Directive:
Copy every line in the records below that contains the word "CONSERVATIVE".

Material:
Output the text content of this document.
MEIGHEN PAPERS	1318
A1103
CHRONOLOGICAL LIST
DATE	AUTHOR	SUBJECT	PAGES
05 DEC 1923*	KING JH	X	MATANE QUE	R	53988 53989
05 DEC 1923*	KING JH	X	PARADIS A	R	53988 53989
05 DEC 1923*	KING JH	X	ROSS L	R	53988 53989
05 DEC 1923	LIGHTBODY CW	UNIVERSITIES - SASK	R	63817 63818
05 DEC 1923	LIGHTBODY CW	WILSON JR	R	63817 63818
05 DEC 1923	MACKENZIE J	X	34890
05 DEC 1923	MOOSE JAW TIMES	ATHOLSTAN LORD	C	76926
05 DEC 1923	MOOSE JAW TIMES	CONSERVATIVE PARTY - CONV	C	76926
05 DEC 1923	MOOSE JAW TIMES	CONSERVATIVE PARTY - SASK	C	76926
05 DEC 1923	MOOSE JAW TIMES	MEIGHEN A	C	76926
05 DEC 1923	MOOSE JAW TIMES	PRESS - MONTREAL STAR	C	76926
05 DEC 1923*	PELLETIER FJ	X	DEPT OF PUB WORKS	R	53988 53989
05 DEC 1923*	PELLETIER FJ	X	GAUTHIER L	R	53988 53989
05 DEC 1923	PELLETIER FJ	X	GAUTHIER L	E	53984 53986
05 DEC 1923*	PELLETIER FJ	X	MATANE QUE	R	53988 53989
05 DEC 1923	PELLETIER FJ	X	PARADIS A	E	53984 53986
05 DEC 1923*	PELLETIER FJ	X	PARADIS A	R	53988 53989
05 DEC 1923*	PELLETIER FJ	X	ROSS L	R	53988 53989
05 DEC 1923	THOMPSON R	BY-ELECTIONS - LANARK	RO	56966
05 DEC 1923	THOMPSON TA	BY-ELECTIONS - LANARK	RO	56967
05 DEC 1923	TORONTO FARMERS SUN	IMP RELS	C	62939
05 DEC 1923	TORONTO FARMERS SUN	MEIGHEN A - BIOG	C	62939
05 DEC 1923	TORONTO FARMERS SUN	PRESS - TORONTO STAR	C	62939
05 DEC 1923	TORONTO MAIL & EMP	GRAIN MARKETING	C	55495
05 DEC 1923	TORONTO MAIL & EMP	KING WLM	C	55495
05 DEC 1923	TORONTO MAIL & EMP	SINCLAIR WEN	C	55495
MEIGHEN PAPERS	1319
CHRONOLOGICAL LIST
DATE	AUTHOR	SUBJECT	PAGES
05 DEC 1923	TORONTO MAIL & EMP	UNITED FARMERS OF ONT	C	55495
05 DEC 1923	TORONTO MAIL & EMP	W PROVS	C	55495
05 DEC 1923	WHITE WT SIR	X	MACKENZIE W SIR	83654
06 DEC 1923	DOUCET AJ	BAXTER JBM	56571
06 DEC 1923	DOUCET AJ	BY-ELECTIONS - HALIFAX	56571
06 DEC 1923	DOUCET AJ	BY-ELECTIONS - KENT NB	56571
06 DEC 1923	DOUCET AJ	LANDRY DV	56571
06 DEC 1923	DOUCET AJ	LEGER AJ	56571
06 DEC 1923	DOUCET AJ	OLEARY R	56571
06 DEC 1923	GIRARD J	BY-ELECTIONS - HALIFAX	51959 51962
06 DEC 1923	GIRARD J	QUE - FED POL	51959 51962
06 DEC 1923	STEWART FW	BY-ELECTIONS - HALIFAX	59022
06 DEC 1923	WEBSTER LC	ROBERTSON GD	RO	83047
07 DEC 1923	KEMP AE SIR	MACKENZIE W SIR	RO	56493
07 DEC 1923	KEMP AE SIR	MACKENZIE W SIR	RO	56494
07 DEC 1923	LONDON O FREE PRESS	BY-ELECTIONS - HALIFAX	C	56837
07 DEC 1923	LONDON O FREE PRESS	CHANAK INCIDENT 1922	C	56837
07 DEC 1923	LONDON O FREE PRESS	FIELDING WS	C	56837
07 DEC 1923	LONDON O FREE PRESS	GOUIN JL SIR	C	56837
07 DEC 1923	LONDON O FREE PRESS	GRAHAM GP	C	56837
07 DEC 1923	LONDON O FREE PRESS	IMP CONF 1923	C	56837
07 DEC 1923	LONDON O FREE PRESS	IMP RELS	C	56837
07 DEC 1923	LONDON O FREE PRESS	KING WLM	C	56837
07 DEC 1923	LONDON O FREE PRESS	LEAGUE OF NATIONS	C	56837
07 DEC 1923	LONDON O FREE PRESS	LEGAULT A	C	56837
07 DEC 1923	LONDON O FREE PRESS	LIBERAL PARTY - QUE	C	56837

Written response:
05 DEC 1923	MOOSE JAW TIMES	CONSERVATIVE PARTY - CONV	C	76926
05 DEC 1923	MOOSE JAW TIMES	CONSERVATIVE PARTY - SASK	C	76926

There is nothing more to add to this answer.